:: Exercise brief ::
Check each line of the listing for the string "Gate", then state how many lines have it. Only the number is wanted.

:: Data excerpts ::

= = = = =

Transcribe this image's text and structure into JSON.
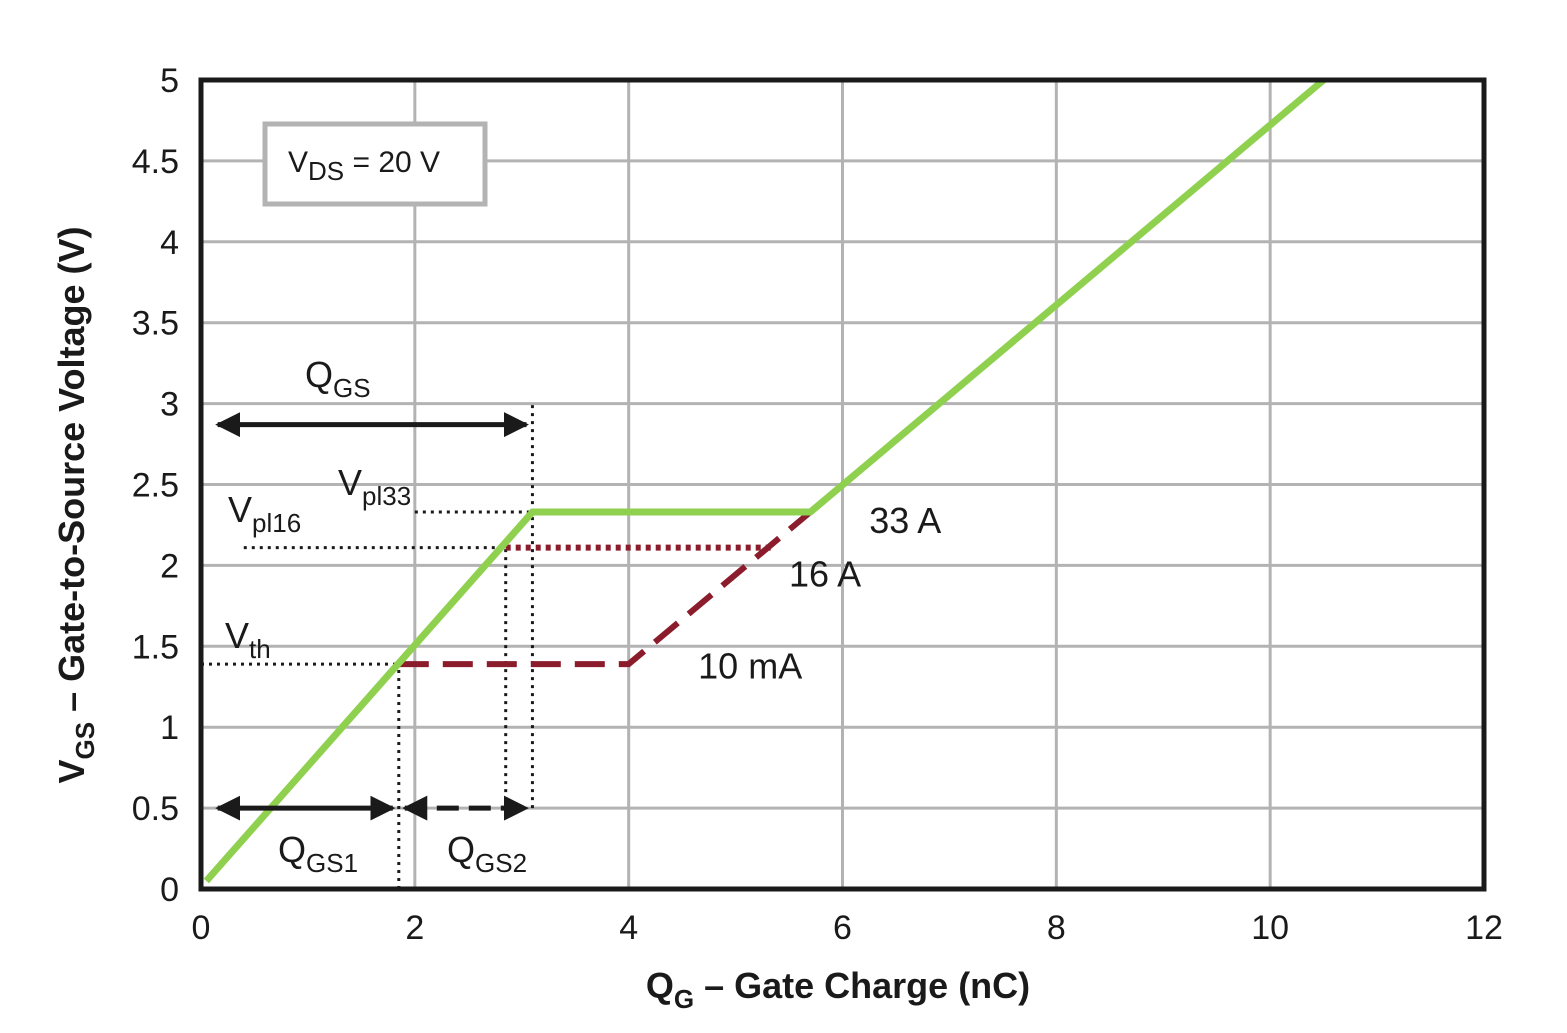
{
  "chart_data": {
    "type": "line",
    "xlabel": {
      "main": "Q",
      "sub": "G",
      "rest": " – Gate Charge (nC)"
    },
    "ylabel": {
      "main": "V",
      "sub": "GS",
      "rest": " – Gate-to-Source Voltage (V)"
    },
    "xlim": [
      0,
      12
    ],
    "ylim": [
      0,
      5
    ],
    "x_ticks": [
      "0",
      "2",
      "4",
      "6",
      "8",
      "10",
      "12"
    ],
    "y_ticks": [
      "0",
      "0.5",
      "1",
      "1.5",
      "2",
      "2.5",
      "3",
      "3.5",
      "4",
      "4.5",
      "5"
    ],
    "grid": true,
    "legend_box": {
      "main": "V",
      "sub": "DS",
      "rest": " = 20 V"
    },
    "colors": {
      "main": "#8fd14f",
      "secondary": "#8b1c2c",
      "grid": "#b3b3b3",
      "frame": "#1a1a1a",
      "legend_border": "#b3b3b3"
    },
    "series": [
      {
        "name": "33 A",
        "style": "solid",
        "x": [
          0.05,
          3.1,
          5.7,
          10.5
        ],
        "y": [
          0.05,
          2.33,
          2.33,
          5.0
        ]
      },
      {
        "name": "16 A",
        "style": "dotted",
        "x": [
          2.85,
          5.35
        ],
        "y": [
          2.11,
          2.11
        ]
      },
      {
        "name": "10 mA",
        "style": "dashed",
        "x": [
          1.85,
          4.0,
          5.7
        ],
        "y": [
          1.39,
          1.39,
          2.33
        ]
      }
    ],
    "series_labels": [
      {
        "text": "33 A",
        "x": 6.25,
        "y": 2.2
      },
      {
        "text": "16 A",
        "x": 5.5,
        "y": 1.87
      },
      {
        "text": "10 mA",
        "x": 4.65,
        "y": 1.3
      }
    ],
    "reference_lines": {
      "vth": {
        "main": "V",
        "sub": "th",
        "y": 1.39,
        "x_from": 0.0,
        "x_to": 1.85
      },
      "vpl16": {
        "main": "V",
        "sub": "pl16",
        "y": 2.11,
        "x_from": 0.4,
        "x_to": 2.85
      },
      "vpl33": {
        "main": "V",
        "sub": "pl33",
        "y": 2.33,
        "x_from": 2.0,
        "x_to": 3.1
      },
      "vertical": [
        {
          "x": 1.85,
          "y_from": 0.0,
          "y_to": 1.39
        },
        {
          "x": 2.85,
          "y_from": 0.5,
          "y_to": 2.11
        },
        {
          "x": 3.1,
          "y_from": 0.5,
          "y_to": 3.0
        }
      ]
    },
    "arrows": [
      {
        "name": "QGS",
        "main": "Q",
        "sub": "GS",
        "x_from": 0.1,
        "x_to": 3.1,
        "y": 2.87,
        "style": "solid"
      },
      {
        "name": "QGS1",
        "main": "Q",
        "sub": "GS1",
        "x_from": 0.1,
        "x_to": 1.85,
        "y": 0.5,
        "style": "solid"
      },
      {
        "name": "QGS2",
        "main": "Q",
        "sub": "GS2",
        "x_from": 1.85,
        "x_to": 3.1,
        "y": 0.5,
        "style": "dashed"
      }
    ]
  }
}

= = = = =

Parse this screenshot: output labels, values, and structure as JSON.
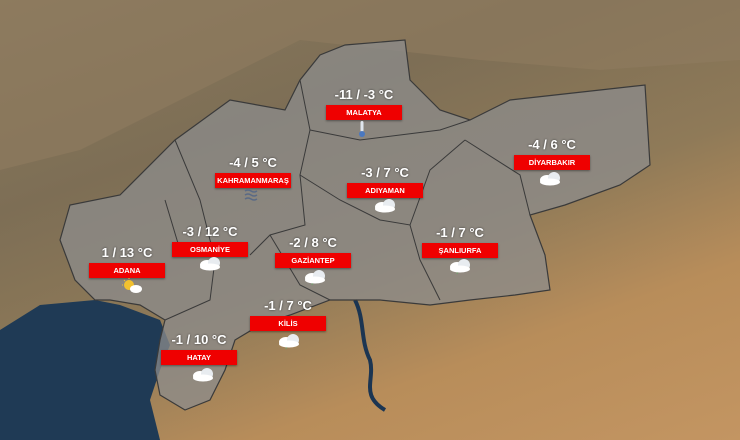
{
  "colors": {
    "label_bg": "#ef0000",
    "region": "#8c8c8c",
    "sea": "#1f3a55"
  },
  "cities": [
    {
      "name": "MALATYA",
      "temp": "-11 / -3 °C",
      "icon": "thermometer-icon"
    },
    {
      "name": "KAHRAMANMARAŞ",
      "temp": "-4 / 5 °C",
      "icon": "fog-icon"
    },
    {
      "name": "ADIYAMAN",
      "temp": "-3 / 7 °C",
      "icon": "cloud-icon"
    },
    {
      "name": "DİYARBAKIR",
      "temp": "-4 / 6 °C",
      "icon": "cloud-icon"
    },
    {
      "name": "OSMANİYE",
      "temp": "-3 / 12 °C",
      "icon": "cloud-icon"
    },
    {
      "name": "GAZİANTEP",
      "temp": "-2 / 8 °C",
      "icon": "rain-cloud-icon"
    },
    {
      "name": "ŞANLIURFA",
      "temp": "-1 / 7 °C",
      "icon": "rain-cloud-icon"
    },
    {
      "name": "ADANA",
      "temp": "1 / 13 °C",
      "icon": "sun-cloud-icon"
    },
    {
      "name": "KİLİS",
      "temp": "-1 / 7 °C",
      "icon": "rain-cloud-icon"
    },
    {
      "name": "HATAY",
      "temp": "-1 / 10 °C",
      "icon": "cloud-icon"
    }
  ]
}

= = = = =

:: Exercise result ::
2